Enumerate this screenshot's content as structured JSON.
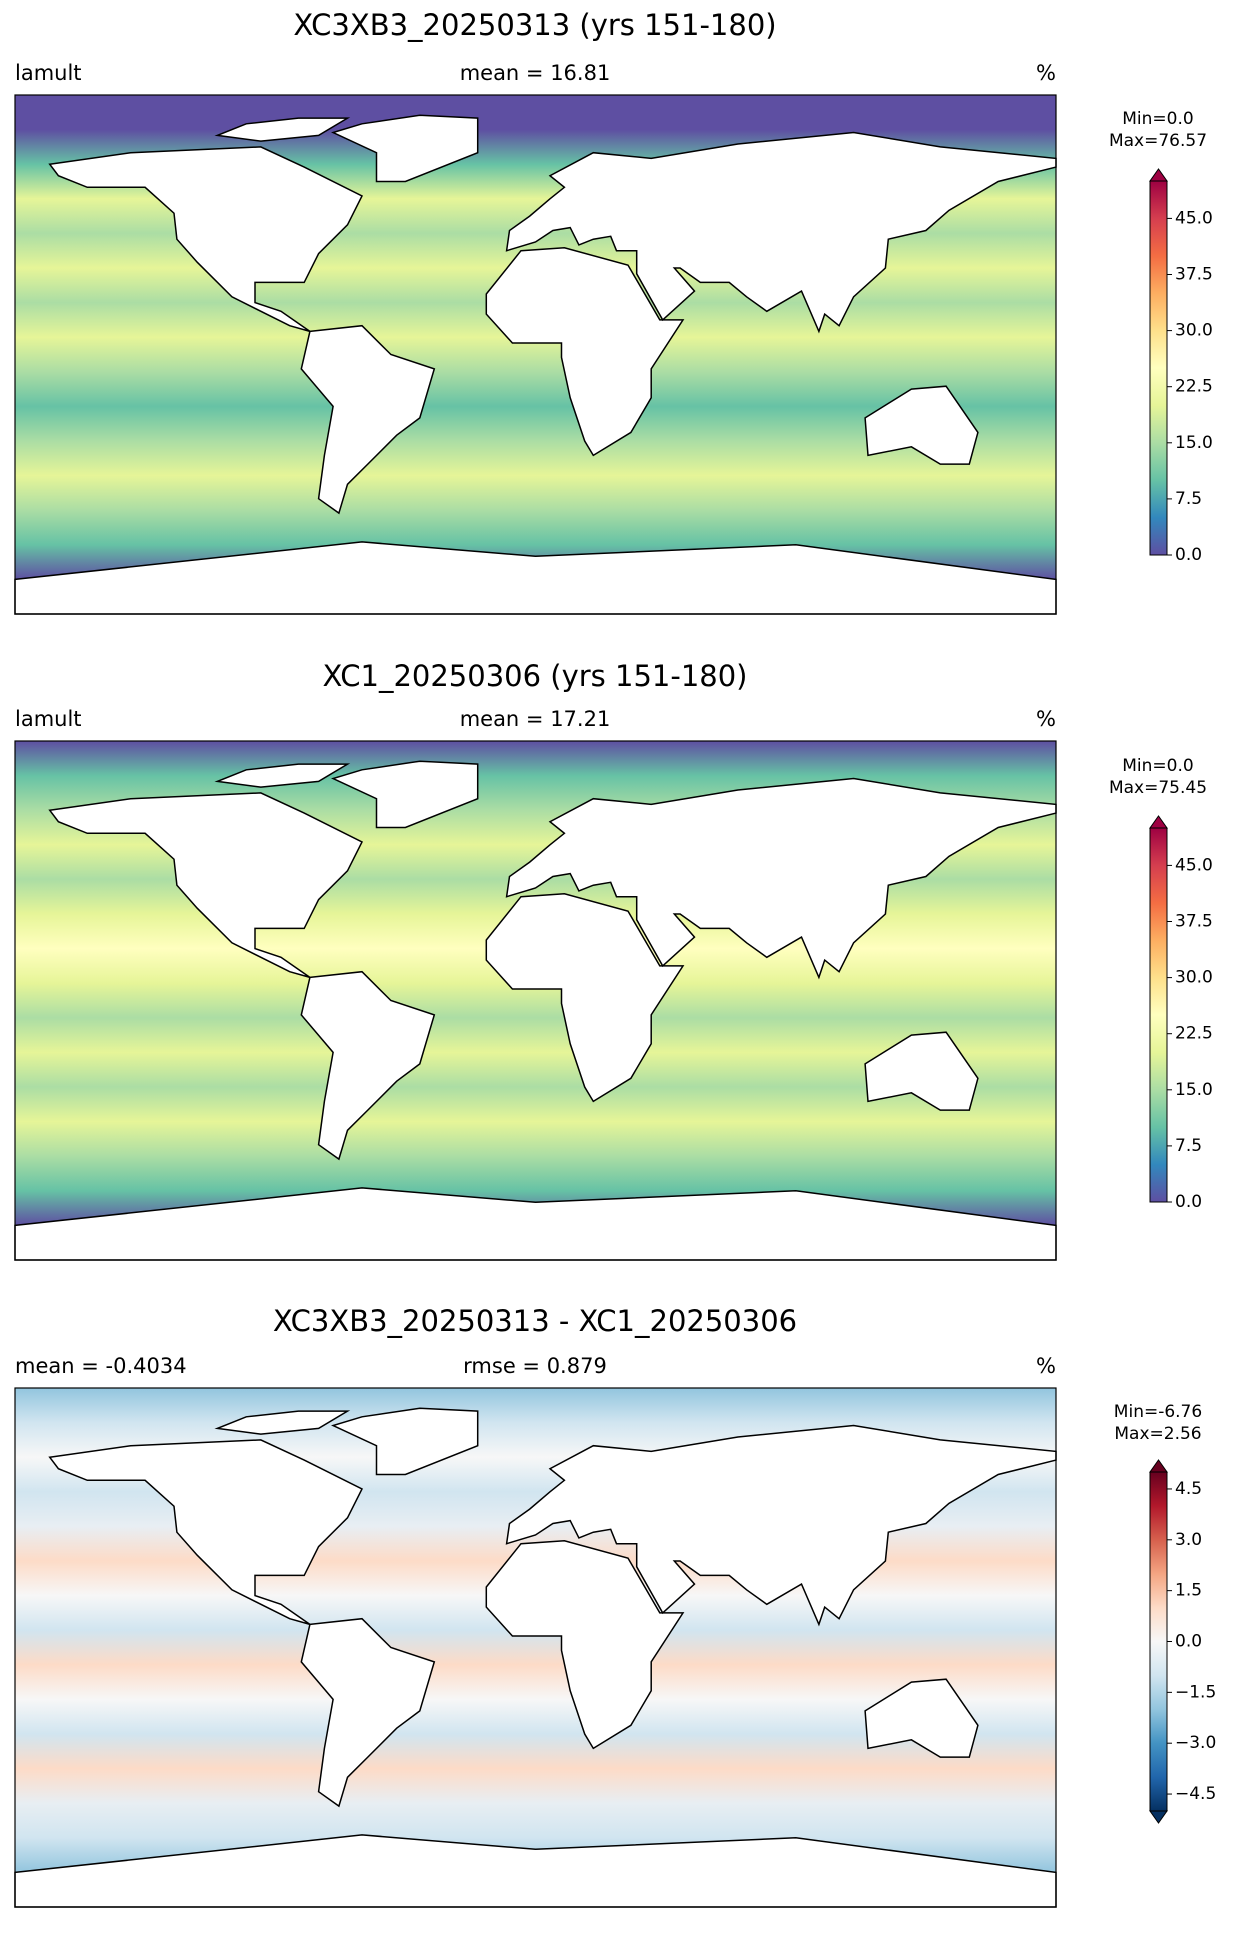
{
  "chart_data": [
    {
      "type": "map",
      "title": "XC3XB3_20250313 (yrs 151-180)",
      "left_label": "lamult",
      "center_label": "mean = 16.81",
      "right_label": "%",
      "field_colors": [
        "#5e4fa2",
        "#5e4fa2",
        "#66c2a5",
        "#e6f598",
        "#abdda4",
        "#e6f598",
        "#abdda4",
        "#e6f598",
        "#abdda4",
        "#66c2a5",
        "#abdda4",
        "#e6f598",
        "#abdda4",
        "#66c2a5",
        "#5e4fa2",
        "#5e4fa2"
      ],
      "colorbar": {
        "min_label": "Min=0.0",
        "max_label": "Max=76.57",
        "lim": [
          0,
          50
        ],
        "extend": "max",
        "colors": [
          "#5e4fa2",
          "#3288bd",
          "#66c2a5",
          "#abdda4",
          "#e6f598",
          "#ffffbf",
          "#fee08b",
          "#fdae61",
          "#f46d43",
          "#d53e4f",
          "#9e0142"
        ],
        "ticks": [
          {
            "value": 0,
            "label": "0.0"
          },
          7.5,
          {
            "value": 15,
            "label": "15.0"
          },
          22.5,
          {
            "value": 30,
            "label": "30.0"
          },
          37.5,
          {
            "value": 45,
            "label": "45.0"
          }
        ]
      }
    },
    {
      "type": "map",
      "title": "XC1_20250306 (yrs 151-180)",
      "left_label": "lamult",
      "center_label": "mean = 17.21",
      "right_label": "%",
      "field_colors": [
        "#5e4fa2",
        "#66c2a5",
        "#abdda4",
        "#e6f598",
        "#abdda4",
        "#e6f598",
        "#ffffbf",
        "#e6f598",
        "#abdda4",
        "#e6f598",
        "#abdda4",
        "#e6f598",
        "#abdda4",
        "#66c2a5",
        "#5e4fa2",
        "#5e4fa2"
      ],
      "colorbar": {
        "min_label": "Min=0.0",
        "max_label": "Max=75.45",
        "lim": [
          0,
          50
        ],
        "extend": "max",
        "colors": [
          "#5e4fa2",
          "#3288bd",
          "#66c2a5",
          "#abdda4",
          "#e6f598",
          "#ffffbf",
          "#fee08b",
          "#fdae61",
          "#f46d43",
          "#d53e4f",
          "#9e0142"
        ],
        "ticks": [
          {
            "value": 0,
            "label": "0.0"
          },
          7.5,
          {
            "value": 15,
            "label": "15.0"
          },
          22.5,
          {
            "value": 30,
            "label": "30.0"
          },
          37.5,
          {
            "value": 45,
            "label": "45.0"
          }
        ]
      }
    },
    {
      "type": "map",
      "title": "XC3XB3_20250313 - XC1_20250306",
      "left_label": "mean = -0.4034",
      "center_label": "rmse = 0.879",
      "right_label": "%",
      "field_colors": [
        "#92c5de",
        "#d1e5f0",
        "#f7f7f7",
        "#d1e5f0",
        "#e8eef3",
        "#fddbc7",
        "#f7f7f7",
        "#d1e5f0",
        "#fddbc7",
        "#f7f7f7",
        "#d1e5f0",
        "#fddbc7",
        "#e8eef3",
        "#d1e5f0",
        "#92c5de",
        "#f7f7f7"
      ],
      "colorbar": {
        "min_label": "Min=-6.76",
        "max_label": "Max=2.56",
        "lim": [
          -5,
          5
        ],
        "extend": "both",
        "colors": [
          "#053061",
          "#2166ac",
          "#4393c3",
          "#92c5de",
          "#d1e5f0",
          "#f7f7f7",
          "#fddbc7",
          "#f4a582",
          "#d6604d",
          "#b2182b",
          "#67001f"
        ],
        "ticks": [
          {
            "value": -4.5,
            "label": "−4.5"
          },
          {
            "value": -3,
            "label": "−3.0"
          },
          {
            "value": -1.5,
            "label": "−1.5"
          },
          {
            "value": 0,
            "label": "0.0"
          },
          1.5,
          {
            "value": 3,
            "label": "3.0"
          },
          4.5
        ]
      }
    }
  ]
}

______

Except for the pictures, give all the material above again verbatim.

# Exercise response
Enumerate this screenshot's content as structured JSON.
{
  "chart_data": [
    {
      "type": "map",
      "title": "XC3XB3_20250313 (yrs 151-180)",
      "left_label": "lamult",
      "center_label": "mean = 16.81",
      "right_label": "%",
      "field_colors": [
        "#5e4fa2",
        "#5e4fa2",
        "#66c2a5",
        "#e6f598",
        "#abdda4",
        "#e6f598",
        "#abdda4",
        "#e6f598",
        "#abdda4",
        "#66c2a5",
        "#abdda4",
        "#e6f598",
        "#abdda4",
        "#66c2a5",
        "#5e4fa2",
        "#5e4fa2"
      ],
      "colorbar": {
        "min_label": "Min=0.0",
        "max_label": "Max=76.57",
        "lim": [
          0,
          50
        ],
        "extend": "max",
        "colors": [
          "#5e4fa2",
          "#3288bd",
          "#66c2a5",
          "#abdda4",
          "#e6f598",
          "#ffffbf",
          "#fee08b",
          "#fdae61",
          "#f46d43",
          "#d53e4f",
          "#9e0142"
        ],
        "ticks": [
          {
            "value": 0,
            "label": "0.0"
          },
          7.5,
          {
            "value": 15,
            "label": "15.0"
          },
          22.5,
          {
            "value": 30,
            "label": "30.0"
          },
          37.5,
          {
            "value": 45,
            "label": "45.0"
          }
        ]
      }
    },
    {
      "type": "map",
      "title": "XC1_20250306 (yrs 151-180)",
      "left_label": "lamult",
      "center_label": "mean = 17.21",
      "right_label": "%",
      "field_colors": [
        "#5e4fa2",
        "#66c2a5",
        "#abdda4",
        "#e6f598",
        "#abdda4",
        "#e6f598",
        "#ffffbf",
        "#e6f598",
        "#abdda4",
        "#e6f598",
        "#abdda4",
        "#e6f598",
        "#abdda4",
        "#66c2a5",
        "#5e4fa2",
        "#5e4fa2"
      ],
      "colorbar": {
        "min_label": "Min=0.0",
        "max_label": "Max=75.45",
        "lim": [
          0,
          50
        ],
        "extend": "max",
        "colors": [
          "#5e4fa2",
          "#3288bd",
          "#66c2a5",
          "#abdda4",
          "#e6f598",
          "#ffffbf",
          "#fee08b",
          "#fdae61",
          "#f46d43",
          "#d53e4f",
          "#9e0142"
        ],
        "ticks": [
          {
            "value": 0,
            "label": "0.0"
          },
          7.5,
          {
            "value": 15,
            "label": "15.0"
          },
          22.5,
          {
            "value": 30,
            "label": "30.0"
          },
          37.5,
          {
            "value": 45,
            "label": "45.0"
          }
        ]
      }
    },
    {
      "type": "map",
      "title": "XC3XB3_20250313 - XC1_20250306",
      "left_label": "mean = -0.4034",
      "center_label": "rmse = 0.879",
      "right_label": "%",
      "field_colors": [
        "#92c5de",
        "#d1e5f0",
        "#f7f7f7",
        "#d1e5f0",
        "#e8eef3",
        "#fddbc7",
        "#f7f7f7",
        "#d1e5f0",
        "#fddbc7",
        "#f7f7f7",
        "#d1e5f0",
        "#fddbc7",
        "#e8eef3",
        "#d1e5f0",
        "#92c5de",
        "#f7f7f7"
      ],
      "colorbar": {
        "min_label": "Min=-6.76",
        "max_label": "Max=2.56",
        "lim": [
          -5,
          5
        ],
        "extend": "both",
        "colors": [
          "#053061",
          "#2166ac",
          "#4393c3",
          "#92c5de",
          "#d1e5f0",
          "#f7f7f7",
          "#fddbc7",
          "#f4a582",
          "#d6604d",
          "#b2182b",
          "#67001f"
        ],
        "ticks": [
          {
            "value": -4.5,
            "label": "−4.5"
          },
          {
            "value": -3,
            "label": "−3.0"
          },
          {
            "value": -1.5,
            "label": "−1.5"
          },
          {
            "value": 0,
            "label": "0.0"
          },
          1.5,
          {
            "value": 3,
            "label": "3.0"
          },
          4.5
        ]
      }
    }
  ]
}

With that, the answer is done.